━━━━━ Data for the task
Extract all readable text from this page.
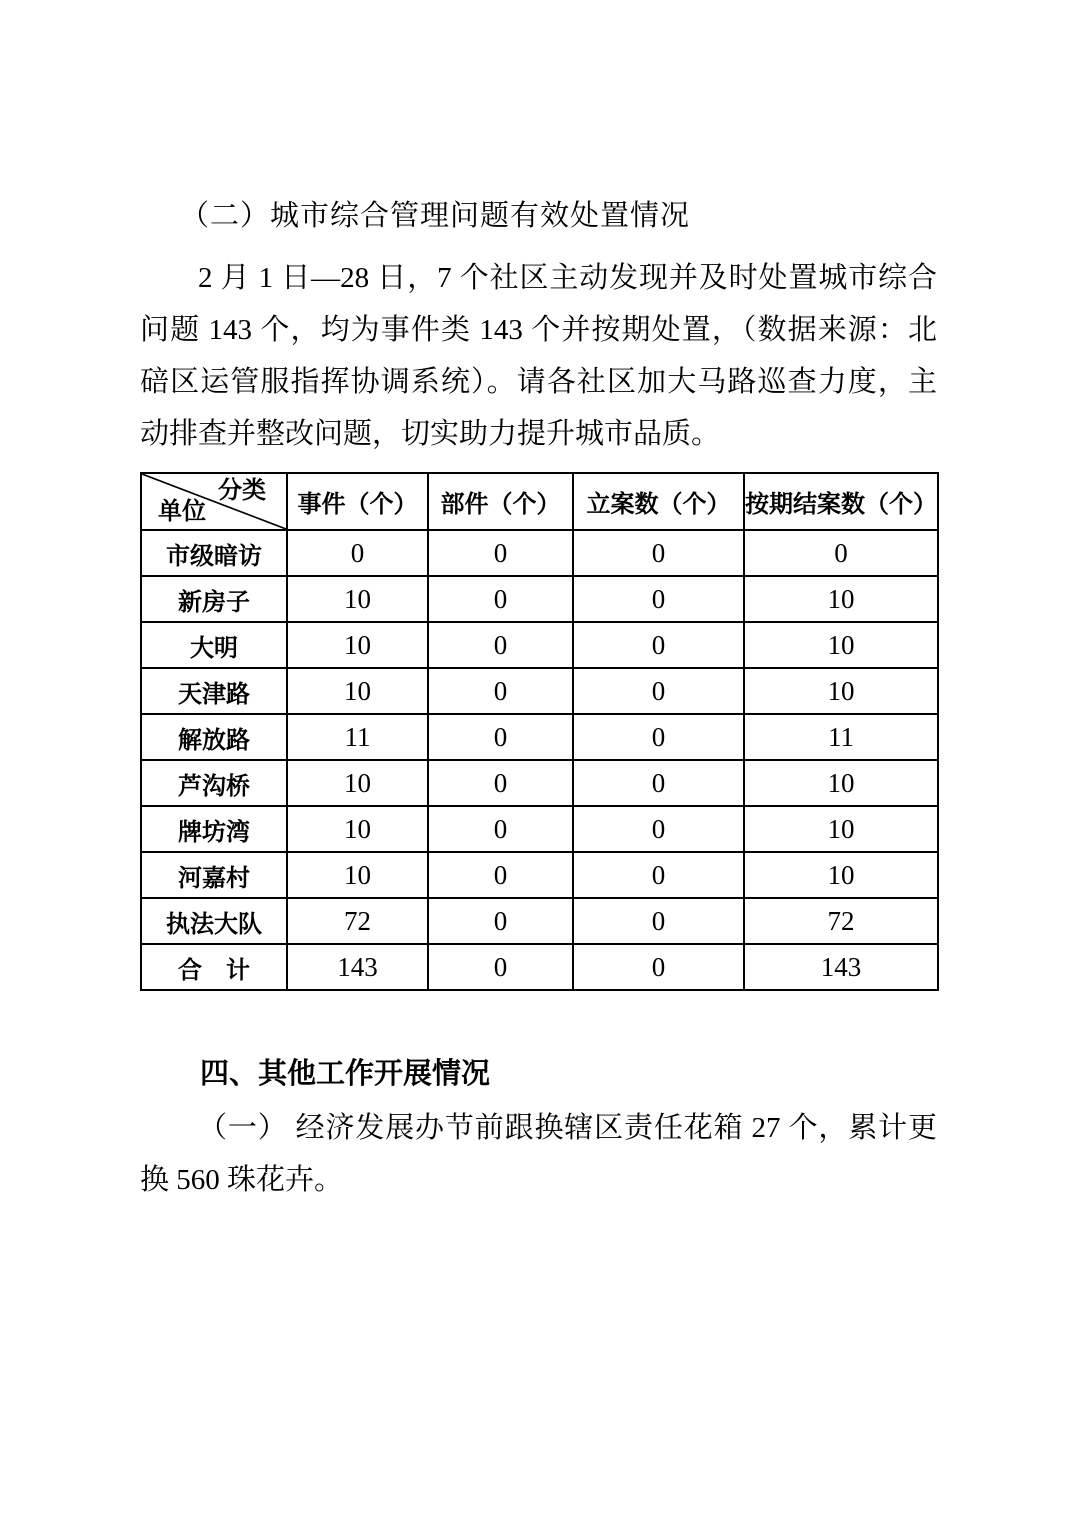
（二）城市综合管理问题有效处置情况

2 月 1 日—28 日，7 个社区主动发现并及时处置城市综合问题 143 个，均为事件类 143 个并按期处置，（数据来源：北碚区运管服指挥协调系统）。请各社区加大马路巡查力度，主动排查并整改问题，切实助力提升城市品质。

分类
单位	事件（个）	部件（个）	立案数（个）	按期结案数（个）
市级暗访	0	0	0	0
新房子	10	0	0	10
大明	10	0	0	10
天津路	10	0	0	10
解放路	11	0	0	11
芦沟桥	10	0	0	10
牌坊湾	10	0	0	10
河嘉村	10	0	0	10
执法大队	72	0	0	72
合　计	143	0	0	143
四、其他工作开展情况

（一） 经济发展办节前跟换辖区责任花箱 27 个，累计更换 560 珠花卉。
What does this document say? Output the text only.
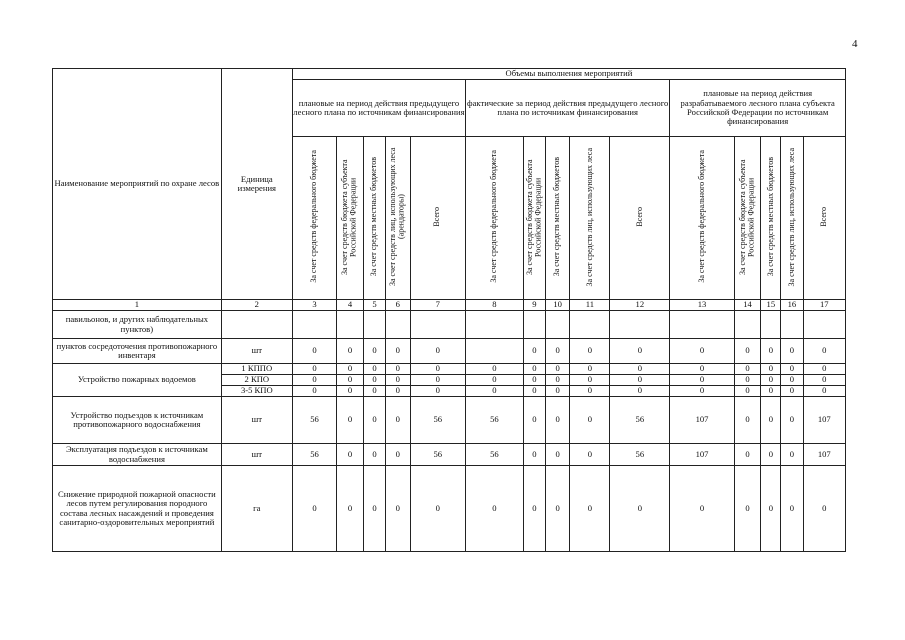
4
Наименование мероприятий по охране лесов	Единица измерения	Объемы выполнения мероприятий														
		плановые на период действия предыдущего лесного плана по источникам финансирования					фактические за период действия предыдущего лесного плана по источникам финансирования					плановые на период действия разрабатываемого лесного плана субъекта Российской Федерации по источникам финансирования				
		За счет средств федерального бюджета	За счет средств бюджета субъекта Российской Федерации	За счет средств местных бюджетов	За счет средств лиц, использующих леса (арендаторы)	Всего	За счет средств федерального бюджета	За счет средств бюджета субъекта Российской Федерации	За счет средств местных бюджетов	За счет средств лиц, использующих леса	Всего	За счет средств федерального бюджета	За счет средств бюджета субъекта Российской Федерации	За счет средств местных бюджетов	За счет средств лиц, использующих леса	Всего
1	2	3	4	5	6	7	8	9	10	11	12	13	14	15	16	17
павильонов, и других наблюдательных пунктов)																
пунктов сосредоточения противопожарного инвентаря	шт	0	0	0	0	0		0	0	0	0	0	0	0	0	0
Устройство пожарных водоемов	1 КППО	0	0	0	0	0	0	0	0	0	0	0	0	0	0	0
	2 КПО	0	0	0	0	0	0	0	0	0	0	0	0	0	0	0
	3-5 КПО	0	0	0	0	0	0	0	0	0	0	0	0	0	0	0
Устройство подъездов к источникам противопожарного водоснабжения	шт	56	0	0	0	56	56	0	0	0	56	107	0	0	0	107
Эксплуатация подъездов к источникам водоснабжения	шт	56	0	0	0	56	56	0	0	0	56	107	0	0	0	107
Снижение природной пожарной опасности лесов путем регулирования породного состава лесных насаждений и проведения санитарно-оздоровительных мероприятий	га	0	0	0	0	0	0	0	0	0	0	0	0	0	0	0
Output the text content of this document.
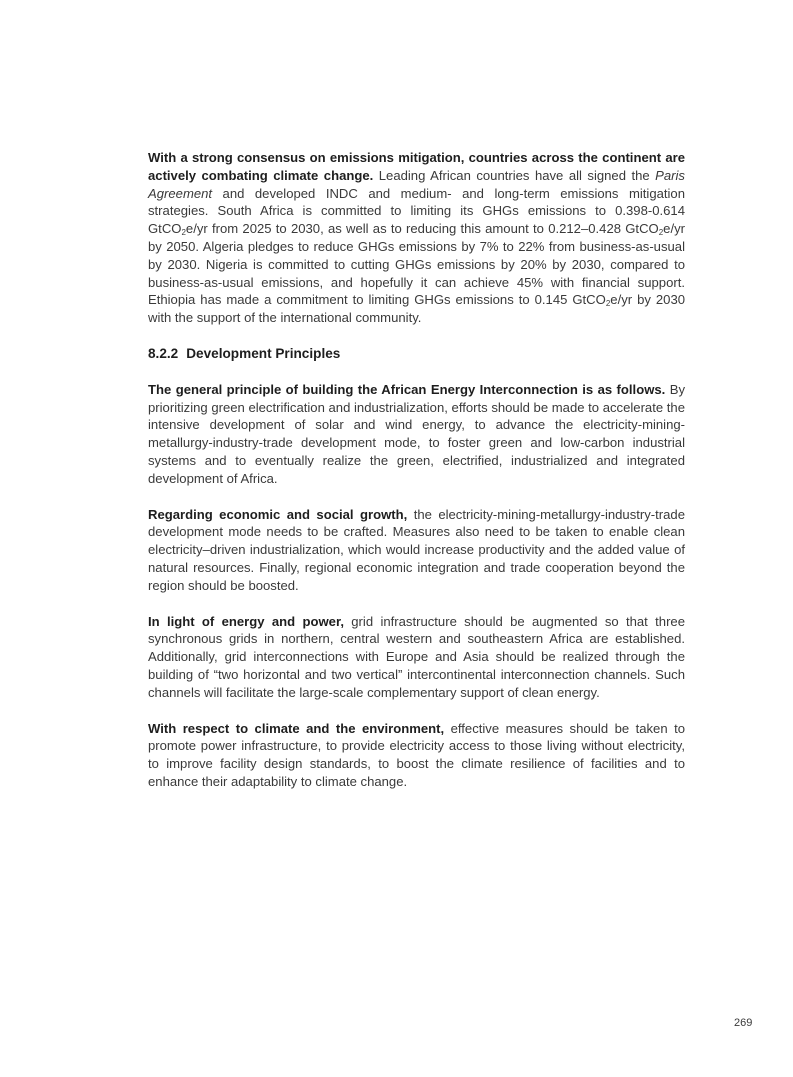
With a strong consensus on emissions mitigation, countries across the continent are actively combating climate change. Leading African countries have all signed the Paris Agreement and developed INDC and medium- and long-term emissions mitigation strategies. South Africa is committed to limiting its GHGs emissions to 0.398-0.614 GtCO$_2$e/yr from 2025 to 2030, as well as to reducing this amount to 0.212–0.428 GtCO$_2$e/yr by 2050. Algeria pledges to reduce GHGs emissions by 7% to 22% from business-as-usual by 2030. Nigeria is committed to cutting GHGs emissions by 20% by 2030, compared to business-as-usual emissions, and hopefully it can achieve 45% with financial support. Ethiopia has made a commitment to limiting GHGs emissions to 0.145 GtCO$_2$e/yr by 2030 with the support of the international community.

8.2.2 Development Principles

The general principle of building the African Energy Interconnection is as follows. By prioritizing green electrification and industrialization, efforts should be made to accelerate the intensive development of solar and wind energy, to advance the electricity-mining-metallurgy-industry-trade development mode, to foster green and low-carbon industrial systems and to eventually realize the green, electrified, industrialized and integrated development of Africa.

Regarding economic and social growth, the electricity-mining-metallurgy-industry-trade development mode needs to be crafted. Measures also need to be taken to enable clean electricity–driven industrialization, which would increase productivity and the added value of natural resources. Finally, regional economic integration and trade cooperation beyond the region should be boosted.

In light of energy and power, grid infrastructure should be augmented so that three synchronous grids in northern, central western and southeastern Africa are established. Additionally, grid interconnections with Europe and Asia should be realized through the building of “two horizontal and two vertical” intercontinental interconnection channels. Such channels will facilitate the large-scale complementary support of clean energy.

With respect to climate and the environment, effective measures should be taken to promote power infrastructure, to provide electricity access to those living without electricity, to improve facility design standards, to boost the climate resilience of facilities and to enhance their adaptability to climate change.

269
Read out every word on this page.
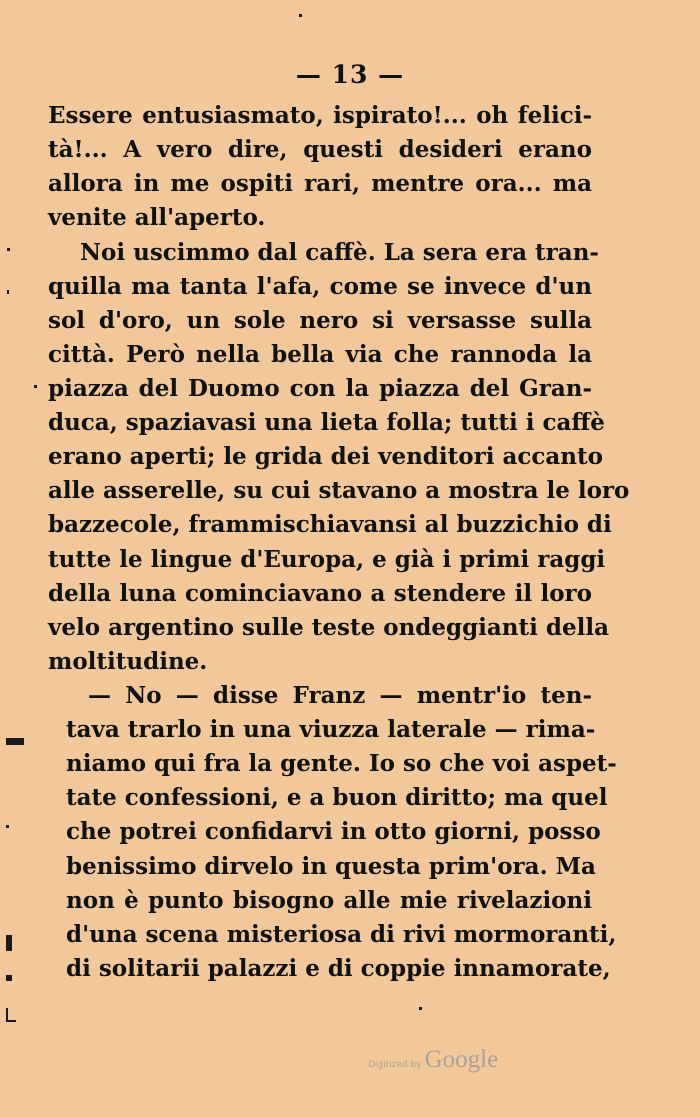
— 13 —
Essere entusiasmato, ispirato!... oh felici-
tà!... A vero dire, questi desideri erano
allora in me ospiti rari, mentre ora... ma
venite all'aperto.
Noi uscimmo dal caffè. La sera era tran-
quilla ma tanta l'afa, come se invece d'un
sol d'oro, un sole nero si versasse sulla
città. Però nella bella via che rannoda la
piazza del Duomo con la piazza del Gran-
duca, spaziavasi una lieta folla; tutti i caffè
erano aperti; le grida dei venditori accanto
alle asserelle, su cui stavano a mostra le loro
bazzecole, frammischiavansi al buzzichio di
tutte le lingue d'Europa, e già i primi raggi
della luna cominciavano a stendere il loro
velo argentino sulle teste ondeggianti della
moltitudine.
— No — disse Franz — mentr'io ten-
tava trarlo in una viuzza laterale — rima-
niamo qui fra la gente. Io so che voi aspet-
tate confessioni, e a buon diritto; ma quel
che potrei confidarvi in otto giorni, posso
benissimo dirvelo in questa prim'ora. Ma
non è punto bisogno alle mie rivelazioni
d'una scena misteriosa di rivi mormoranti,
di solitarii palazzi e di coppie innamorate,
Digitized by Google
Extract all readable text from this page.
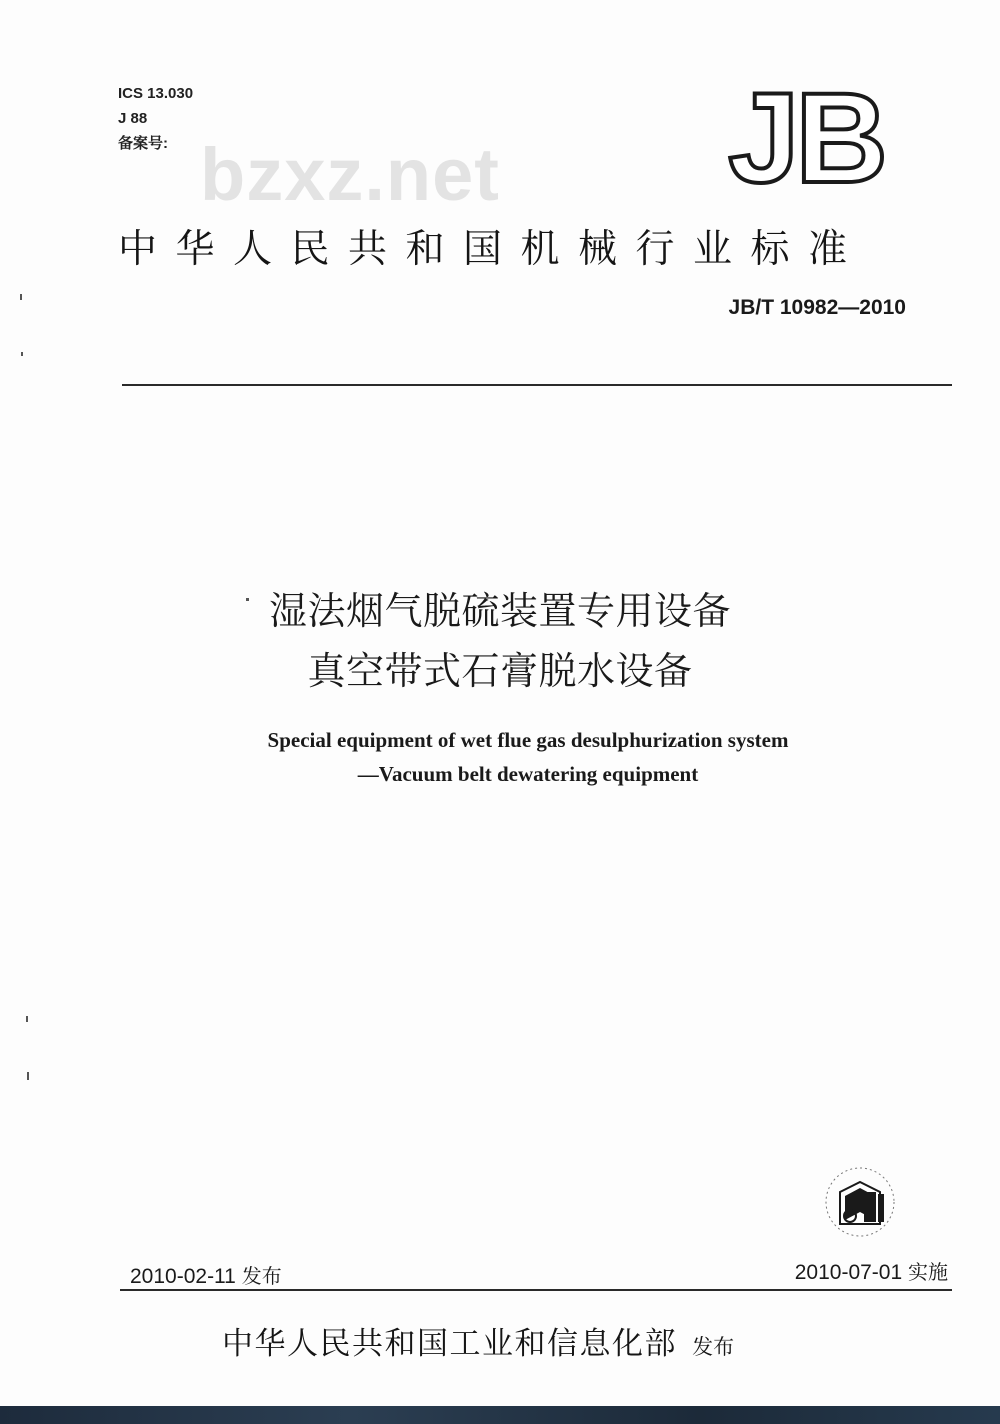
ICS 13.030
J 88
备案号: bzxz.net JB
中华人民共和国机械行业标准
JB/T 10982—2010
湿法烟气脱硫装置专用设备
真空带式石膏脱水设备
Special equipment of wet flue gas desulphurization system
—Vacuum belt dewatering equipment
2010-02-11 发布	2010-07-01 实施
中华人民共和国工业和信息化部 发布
━━━━━━━━━━
__Task directions__
Of the lines above, copy each that contains "equipment".

__Task response__
Special equipment of wet flue gas desulphurization system
—Vacuum belt dewatering equipment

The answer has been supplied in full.